**AIM OF THE TASK**
Take the line with "What data populates" and every line after it, through the end of the listing, and give them again exactly, pictures excluded.

**Data entries for graphics**
-----
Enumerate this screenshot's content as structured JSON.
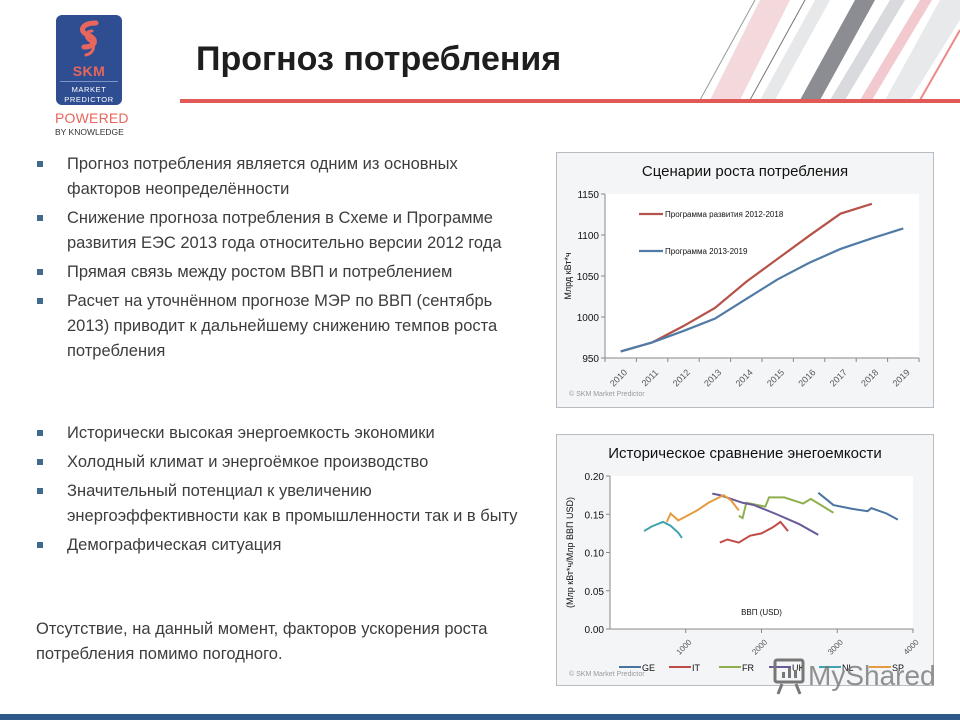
{
  "logo": {
    "brand": "SKM",
    "line1": "MARKET",
    "line2": "PREDICTOR",
    "tagline1": "POWERED",
    "tagline2": "BY KNOWLEDGE"
  },
  "header": {
    "title": "Прогноз потребления"
  },
  "bullets_group1": [
    "Прогноз потребления является одним из основных факторов неопределённости",
    "Снижение прогноза потребления в Схеме и Программе развития ЕЭС 2013 года относительно версии 2012 года",
    "Прямая связь между ростом ВВП и потреблением",
    "Расчет  на уточнённом прогнозе МЭР по ВВП (сентябрь 2013) приводит к дальнейшему снижению темпов роста потребления"
  ],
  "bullets_group2": [
    "Исторически высокая энергоемкость экономики",
    "Холодный климат и энергоёмкое производство",
    "Значительный потенциал к увеличению энергоэффективности как в промышленности так и в быту",
    "Демографическая ситуация"
  ],
  "conclusion": "Отсутствие, на данный момент, факторов ускорения роста потребления помимо погодного.",
  "watermark": "MyShared",
  "colors": {
    "accent_red": "#e25a57",
    "logo_blue": "#2f4e92",
    "bottom_bar": "#2d5a8a",
    "bullet": "#3f6a8e"
  },
  "chart_data": [
    {
      "type": "line",
      "title": "Сценарии роста потребления",
      "xlabel": "",
      "ylabel": "Млрд кВт*ч",
      "x": [
        "2010",
        "2011",
        "2012",
        "2013",
        "2014",
        "2015",
        "2016",
        "2017",
        "2018",
        "2019"
      ],
      "ylim": [
        950,
        1150
      ],
      "yticks": [
        "1150",
        "1100",
        "1050",
        "1000",
        "950"
      ],
      "grid": false,
      "legend_position": "inside-top-left",
      "series": [
        {
          "name": "Программа развития 2012-2018",
          "color": "#b5534a",
          "values": [
            958,
            969,
            989,
            1011,
            1043,
            1071,
            1099,
            1126,
            1138,
            null
          ]
        },
        {
          "name": "Программа 2013-2019",
          "color": "#4f7ba6",
          "values": [
            958,
            969,
            983,
            998,
            1022,
            1046,
            1066,
            1083,
            1096,
            1108
          ]
        }
      ],
      "copyright": "© SKM Market Predictor"
    },
    {
      "type": "line",
      "title": "Историческое сравнение энегоемкости",
      "xlabel": "ВВП (USD)",
      "ylabel": "(Млр кВт*ч/Млр ВВП USD)",
      "ylim": [
        0.0,
        0.2
      ],
      "xlim": [
        0,
        4000
      ],
      "yticks": [
        "0.20",
        "0.15",
        "0.10",
        "0.05",
        "0.00"
      ],
      "xticks": [
        "1000",
        "2000",
        "3000",
        "4000"
      ],
      "grid": false,
      "legend_position": "bottom",
      "series": [
        {
          "name": "GE",
          "color": "#4a74a0",
          "points": [
            [
              2750,
              0.178
            ],
            [
              2950,
              0.162
            ],
            [
              3200,
              0.157
            ],
            [
              3400,
              0.154
            ],
            [
              3450,
              0.158
            ],
            [
              3650,
              0.151
            ],
            [
              3800,
              0.143
            ]
          ]
        },
        {
          "name": "IT",
          "color": "#c14b47",
          "points": [
            [
              1450,
              0.113
            ],
            [
              1550,
              0.117
            ],
            [
              1700,
              0.113
            ],
            [
              1850,
              0.122
            ],
            [
              2000,
              0.125
            ],
            [
              2150,
              0.133
            ],
            [
              2250,
              0.14
            ],
            [
              2350,
              0.128
            ]
          ]
        },
        {
          "name": "FR",
          "color": "#8faf4e",
          "points": [
            [
              1700,
              0.148
            ],
            [
              1750,
              0.145
            ],
            [
              1800,
              0.165
            ],
            [
              2050,
              0.16
            ],
            [
              2100,
              0.172
            ],
            [
              2300,
              0.172
            ],
            [
              2550,
              0.164
            ],
            [
              2650,
              0.17
            ],
            [
              2950,
              0.152
            ]
          ]
        },
        {
          "name": "UK",
          "color": "#6a5a9a",
          "points": [
            [
              1350,
              0.177
            ],
            [
              1450,
              0.175
            ],
            [
              1750,
              0.165
            ],
            [
              1900,
              0.162
            ],
            [
              2200,
              0.15
            ],
            [
              2500,
              0.137
            ],
            [
              2750,
              0.123
            ]
          ]
        },
        {
          "name": "NL",
          "color": "#3fa3b0",
          "points": [
            [
              450,
              0.128
            ],
            [
              550,
              0.134
            ],
            [
              700,
              0.14
            ],
            [
              800,
              0.135
            ],
            [
              900,
              0.126
            ],
            [
              950,
              0.119
            ]
          ]
        },
        {
          "name": "SP",
          "color": "#e59b3f",
          "points": [
            [
              750,
              0.14
            ],
            [
              800,
              0.151
            ],
            [
              900,
              0.142
            ],
            [
              1000,
              0.147
            ],
            [
              1150,
              0.155
            ],
            [
              1300,
              0.165
            ],
            [
              1500,
              0.175
            ],
            [
              1600,
              0.168
            ],
            [
              1700,
              0.155
            ]
          ]
        }
      ],
      "copyright": "© SKM Market Predictor"
    }
  ]
}
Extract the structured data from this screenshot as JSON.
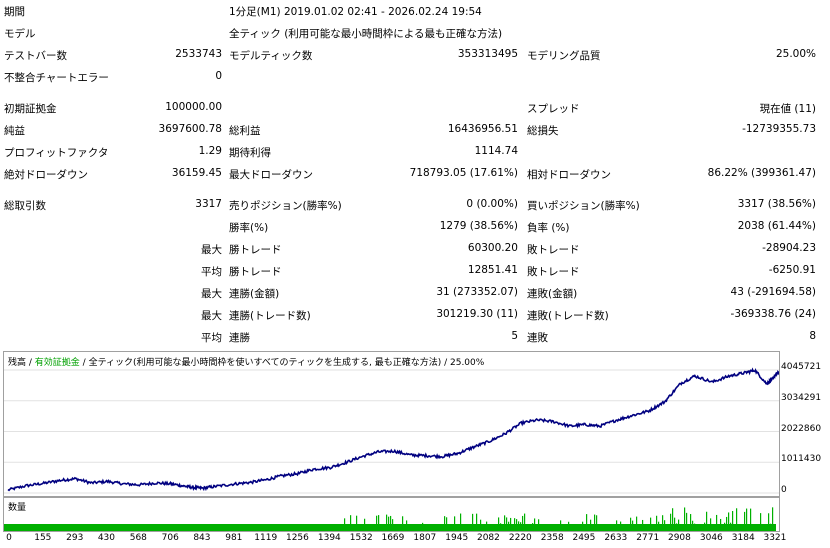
{
  "report": {
    "rows": [
      {
        "label": "期間",
        "value": "1分足(M1) 2019.01.02 02:41 - 2026.02.24 19:54",
        "top": 4
      },
      {
        "label": "モデル",
        "value": "全ティック (利用可能な最小時間枠による最も正確な方法)",
        "top": 26
      },
      {
        "label": "テストバー数",
        "value": "2533743",
        "label2": "モデルティック数",
        "value2": "353313495",
        "label3": "モデリング品質",
        "value3": "25.00%",
        "top": 48
      },
      {
        "label": "不整合チャートエラー",
        "value": "0",
        "top": 70
      },
      {
        "label": "初期証拠金",
        "value": "100000.00",
        "label3": "スプレッド",
        "value3": "現在値 (11)",
        "top": 101
      },
      {
        "label": "純益",
        "value": "3697600.78",
        "label2": "総利益",
        "value2": "16436956.51",
        "label3": "総損失",
        "value3": "-12739355.73",
        "top": 123
      },
      {
        "label": "プロフィットファクタ",
        "value": "1.29",
        "label2": "期待利得",
        "value2": "1114.74",
        "top": 145
      },
      {
        "label": "絶対ドローダウン",
        "value": "36159.45",
        "label2": "最大ドローダウン",
        "value2": "718793.05 (17.61%)",
        "label3": "相対ドローダウン",
        "value3": "86.22% (399361.47)",
        "top": 167
      },
      {
        "label": "総取引数",
        "value": "3317",
        "label2": "売りポジション(勝率%)",
        "value2": "0 (0.00%)",
        "label3": "買いポジション(勝率%)",
        "value3": "3317 (38.56%)",
        "top": 198
      },
      {
        "label2": "勝率(%)",
        "value2": "1279 (38.56%)",
        "label3": "負率 (%)",
        "value3": "2038 (61.44%)",
        "top": 220
      },
      {
        "prefix": "最大",
        "label2": "勝トレード",
        "value2": "60300.20",
        "label3": "敗トレード",
        "value3": "-28904.23",
        "top": 242
      },
      {
        "prefix": "平均",
        "label2": "勝トレード",
        "value2": "12851.41",
        "label3": "敗トレード",
        "value3": "-6250.91",
        "top": 264
      },
      {
        "prefix": "最大",
        "label2": "連勝(金額)",
        "value2": "31 (273352.07)",
        "label3": "連敗(金額)",
        "value3": "43 (-291694.58)",
        "top": 286
      },
      {
        "prefix": "最大",
        "label2": "連勝(トレード数)",
        "value2": "301219.30 (11)",
        "label3": "連敗(トレード数)",
        "value3": "-369338.76 (24)",
        "top": 308
      },
      {
        "prefix": "平均",
        "label2": "連勝",
        "value2": "5",
        "label3": "連敗",
        "value3": "8",
        "top": 330
      }
    ]
  },
  "chart": {
    "title_balance": "残高",
    "title_sep1": " / ",
    "title_equity": "有効証拠金",
    "title_sep2": " / ",
    "title_rest": "全ティック(利用可能な最小時間枠を使いすべてのティックを生成する, 最も正確な方法) / 25.00%",
    "balance_color": "#000080",
    "equity_color": "#00a000",
    "volume_label": "数量",
    "volume_color": "#00b000"
  },
  "chart_data": {
    "type": "line",
    "title": "",
    "y_ticks": [
      "4045721",
      "3034291",
      "2022860",
      "1011430",
      "0"
    ],
    "x_ticks": [
      "0",
      "155",
      "293",
      "430",
      "568",
      "706",
      "843",
      "981",
      "1119",
      "1256",
      "1394",
      "1532",
      "1669",
      "1807",
      "1945",
      "2082",
      "2220",
      "2358",
      "2495",
      "2633",
      "2771",
      "2908",
      "3046",
      "3184",
      "3321"
    ],
    "ylim": [
      0,
      4045721
    ],
    "xlim": [
      0,
      3317
    ],
    "series": [
      {
        "values": [
          [
            0,
            100000
          ],
          [
            80,
            240000
          ],
          [
            155,
            320000
          ],
          [
            230,
            420000
          ],
          [
            293,
            470000
          ],
          [
            360,
            330000
          ],
          [
            430,
            380000
          ],
          [
            500,
            300000
          ],
          [
            568,
            270000
          ],
          [
            640,
            330000
          ],
          [
            706,
            300000
          ],
          [
            760,
            230000
          ],
          [
            800,
            180000
          ],
          [
            843,
            160000
          ],
          [
            900,
            220000
          ],
          [
            981,
            300000
          ],
          [
            1050,
            350000
          ],
          [
            1119,
            440000
          ],
          [
            1180,
            560000
          ],
          [
            1256,
            640000
          ],
          [
            1320,
            780000
          ],
          [
            1394,
            840000
          ],
          [
            1460,
            1000000
          ],
          [
            1532,
            1200000
          ],
          [
            1600,
            1350000
          ],
          [
            1669,
            1380000
          ],
          [
            1740,
            1250000
          ],
          [
            1807,
            1230000
          ],
          [
            1880,
            1200000
          ],
          [
            1945,
            1300000
          ],
          [
            2010,
            1500000
          ],
          [
            2082,
            1700000
          ],
          [
            2150,
            1950000
          ],
          [
            2220,
            2300000
          ],
          [
            2290,
            2400000
          ],
          [
            2358,
            2350000
          ],
          [
            2430,
            2200000
          ],
          [
            2495,
            2250000
          ],
          [
            2560,
            2200000
          ],
          [
            2633,
            2400000
          ],
          [
            2700,
            2550000
          ],
          [
            2771,
            2700000
          ],
          [
            2840,
            3000000
          ],
          [
            2908,
            3600000
          ],
          [
            2970,
            3850000
          ],
          [
            3046,
            3650000
          ],
          [
            3120,
            3850000
          ],
          [
            3184,
            3950000
          ],
          [
            3230,
            4040000
          ],
          [
            3280,
            3600000
          ],
          [
            3300,
            3700000
          ],
          [
            3321,
            3900000
          ],
          [
            3340,
            4000000
          ]
        ]
      }
    ]
  }
}
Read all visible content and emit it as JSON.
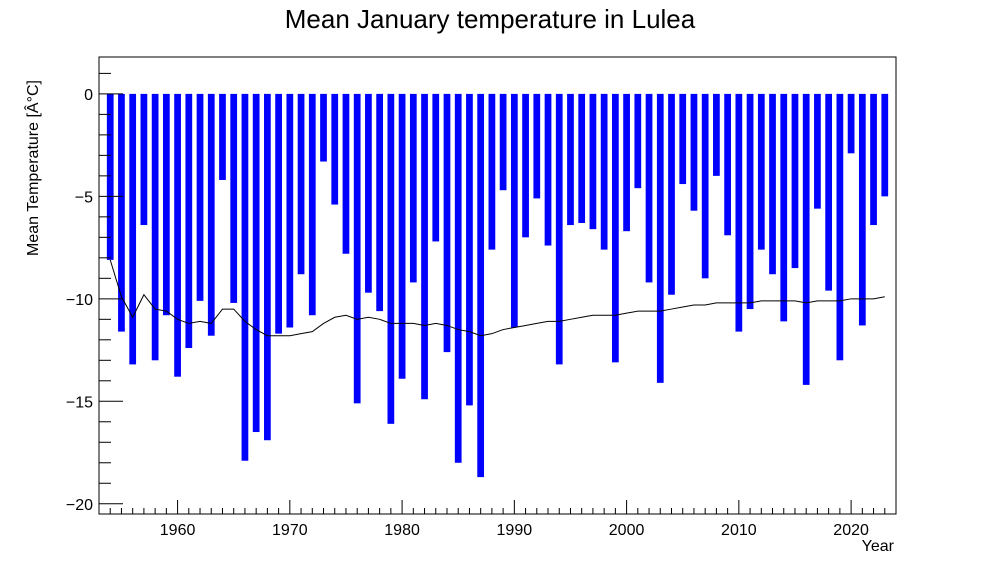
{
  "chart_data": {
    "type": "bar",
    "title": "Mean January temperature in Lulea",
    "xlabel": "Year",
    "ylabel": "Mean Temperature [Â°C]",
    "xlim": [
      1953,
      2024
    ],
    "ylim": [
      -20.5,
      1.8
    ],
    "x_ticks": [
      1960,
      1970,
      1980,
      1990,
      2000,
      2010,
      2020
    ],
    "y_ticks": [
      0,
      -5,
      -10,
      -15,
      -20
    ],
    "years": [
      1954,
      1955,
      1956,
      1957,
      1958,
      1959,
      1960,
      1961,
      1962,
      1963,
      1964,
      1965,
      1966,
      1967,
      1968,
      1969,
      1970,
      1971,
      1972,
      1973,
      1974,
      1975,
      1976,
      1977,
      1978,
      1979,
      1980,
      1981,
      1982,
      1983,
      1984,
      1985,
      1986,
      1987,
      1988,
      1989,
      1990,
      1991,
      1992,
      1993,
      1994,
      1995,
      1996,
      1997,
      1998,
      1999,
      2000,
      2001,
      2002,
      2003,
      2004,
      2005,
      2006,
      2007,
      2008,
      2009,
      2010,
      2011,
      2012,
      2013,
      2014,
      2015,
      2016,
      2017,
      2018,
      2019,
      2020,
      2021,
      2022,
      2023
    ],
    "series": [
      {
        "type": "bar",
        "color": "#0000ff",
        "values": [
          -8.1,
          -11.6,
          -13.2,
          -6.4,
          -13.0,
          -10.8,
          -13.8,
          -12.4,
          -10.1,
          -11.8,
          -4.2,
          -10.2,
          -17.9,
          -16.5,
          -16.9,
          -11.7,
          -11.4,
          -8.8,
          -10.8,
          -3.3,
          -5.4,
          -7.8,
          -15.1,
          -9.7,
          -10.6,
          -16.1,
          -13.9,
          -9.2,
          -14.9,
          -7.2,
          -12.6,
          -18.0,
          -15.2,
          -18.7,
          -7.6,
          -4.7,
          -11.4,
          -7.0,
          -5.1,
          -7.4,
          -13.2,
          -6.4,
          -6.3,
          -6.6,
          -7.6,
          -13.1,
          -6.7,
          -4.6,
          -9.2,
          -14.1,
          -9.8,
          -4.4,
          -5.7,
          -9.0,
          -4.0,
          -6.9,
          -11.6,
          -10.5,
          -7.6,
          -8.8,
          -11.1,
          -8.5,
          -14.2,
          -5.6,
          -9.6,
          -13.0,
          -2.9,
          -11.3,
          -6.4,
          -5.0
        ]
      },
      {
        "type": "line",
        "color": "#000000",
        "values": [
          -8.1,
          -9.9,
          -10.9,
          -9.8,
          -10.5,
          -10.6,
          -11.0,
          -11.2,
          -11.1,
          -11.2,
          -10.5,
          -10.5,
          -11.1,
          -11.5,
          -11.8,
          -11.8,
          -11.8,
          -11.7,
          -11.6,
          -11.2,
          -10.9,
          -10.8,
          -11.0,
          -10.9,
          -11.0,
          -11.2,
          -11.2,
          -11.2,
          -11.3,
          -11.2,
          -11.3,
          -11.5,
          -11.6,
          -11.8,
          -11.7,
          -11.5,
          -11.4,
          -11.3,
          -11.2,
          -11.1,
          -11.1,
          -11.0,
          -10.9,
          -10.8,
          -10.8,
          -10.8,
          -10.7,
          -10.6,
          -10.6,
          -10.6,
          -10.5,
          -10.4,
          -10.3,
          -10.3,
          -10.2,
          -10.2,
          -10.2,
          -10.2,
          -10.1,
          -10.1,
          -10.1,
          -10.1,
          -10.2,
          -10.1,
          -10.1,
          -10.1,
          -10.0,
          -10.0,
          -10.0,
          -9.9
        ]
      }
    ]
  }
}
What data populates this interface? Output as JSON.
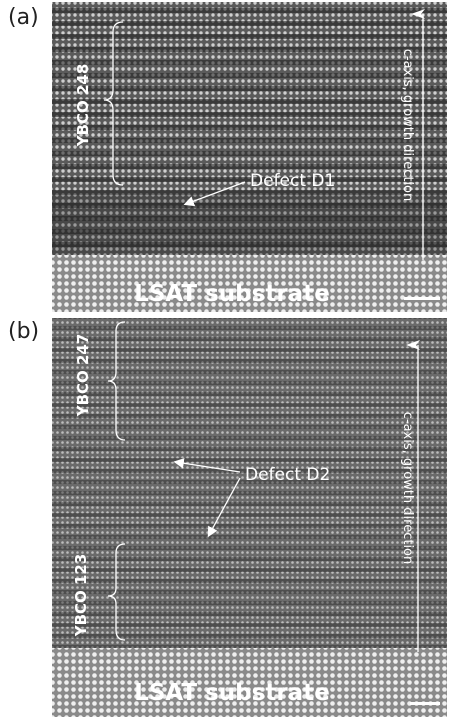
{
  "panels": [
    {
      "label": "(a)",
      "film": "YBCO 248",
      "defect": "Defect D1",
      "axis": "c-axis, growth direction",
      "substrate": "LSAT substrate"
    },
    {
      "label": "(b)",
      "film": "YBCO 247",
      "defect": "Defect D2",
      "film2": "YBCO 123",
      "axis": "c-axis, growth direction",
      "substrate": "LSAT substrate"
    }
  ]
}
-----
**ANSWER**
What data populates this interface? Output as JSON.
{
  "panels": [
    {
      "label": "(a)",
      "film": "YBCO 248",
      "defect": "Defect D1",
      "axis": "c-axis, growth direction",
      "substrate": "LSAT substrate"
    },
    {
      "label": "(b)",
      "film": "YBCO 247",
      "defect": "Defect D2",
      "film2": "YBCO 123",
      "axis": "c-axis, growth direction",
      "substrate": "LSAT substrate"
    }
  ]
}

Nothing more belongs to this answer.